* START Extracted information *

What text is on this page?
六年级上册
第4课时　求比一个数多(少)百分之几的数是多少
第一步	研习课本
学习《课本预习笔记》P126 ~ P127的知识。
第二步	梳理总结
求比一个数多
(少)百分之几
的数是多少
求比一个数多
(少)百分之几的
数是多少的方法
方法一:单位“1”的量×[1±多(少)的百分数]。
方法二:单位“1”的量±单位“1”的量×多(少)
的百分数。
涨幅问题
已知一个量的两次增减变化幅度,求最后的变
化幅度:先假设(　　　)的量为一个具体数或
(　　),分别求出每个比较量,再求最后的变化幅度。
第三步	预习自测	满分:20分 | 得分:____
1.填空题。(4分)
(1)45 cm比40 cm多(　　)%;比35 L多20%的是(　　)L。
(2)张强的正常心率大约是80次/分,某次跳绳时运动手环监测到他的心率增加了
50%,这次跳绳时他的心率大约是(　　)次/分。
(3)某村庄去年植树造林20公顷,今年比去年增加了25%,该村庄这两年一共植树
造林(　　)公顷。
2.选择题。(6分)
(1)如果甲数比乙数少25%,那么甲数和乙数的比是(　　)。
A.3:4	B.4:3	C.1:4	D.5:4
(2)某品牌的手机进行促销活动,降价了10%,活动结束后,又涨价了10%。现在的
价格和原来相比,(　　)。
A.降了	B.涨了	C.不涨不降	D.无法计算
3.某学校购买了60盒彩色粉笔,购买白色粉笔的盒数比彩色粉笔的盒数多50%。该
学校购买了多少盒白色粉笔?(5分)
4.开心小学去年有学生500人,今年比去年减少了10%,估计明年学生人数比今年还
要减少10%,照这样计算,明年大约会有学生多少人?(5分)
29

* END Extracted information *

**Short task**
Extract each entry in full and write it down exactly.

**Result of this exercise**
What text is on this page?
六年级上册
第4课时　求比一个数多(少)百分之几的数是多少
第一步	研习课本
学习《课本预习笔记》P126 ~ P127的知识。
第二步	梳理总结
求比一个数多
(少)百分之几
的数是多少
求比一个数多
(少)百分之几的
数是多少的方法
方法一:单位“1”的量×[1±多(少)的百分数]。
方法二:单位“1”的量±单位“1”的量×多(少)
的百分数。
涨幅问题
已知一个量的两次增减变化幅度,求最后的变
化幅度:先假设(　　　)的量为一个具体数或
(　　),分别求出每个比较量,再求最后的变化幅度。
第三步	预习自测	满分:20分 | 得分:____
1.填空题。(4分)
(1)45 cm比40 cm多(　　)%;比35 L多20%的是(　　)L。
(2)张强的正常心率大约是80次/分,某次跳绳时运动手环监测到他的心率增加了
50%,这次跳绳时他的心率大约是(　　)次/分。
(3)某村庄去年植树造林20公顷,今年比去年增加了25%,该村庄这两年一共植树
造林(　　)公顷。
2.选择题。(6分)
(1)如果甲数比乙数少25%,那么甲数和乙数的比是(　　)。
A.3:4	B.4:3	C.1:4	D.5:4
(2)某品牌的手机进行促销活动,降价了10%,活动结束后,又涨价了10%。现在的
价格和原来相比,(　　)。
A.降了	B.涨了	C.不涨不降	D.无法计算
3.某学校购买了60盒彩色粉笔,购买白色粉笔的盒数比彩色粉笔的盒数多50%。该
学校购买了多少盒白色粉笔?(5分)
4.开心小学去年有学生500人,今年比去年减少了10%,估计明年学生人数比今年还
要减少10%,照这样计算,明年大约会有学生多少人?(5分)
29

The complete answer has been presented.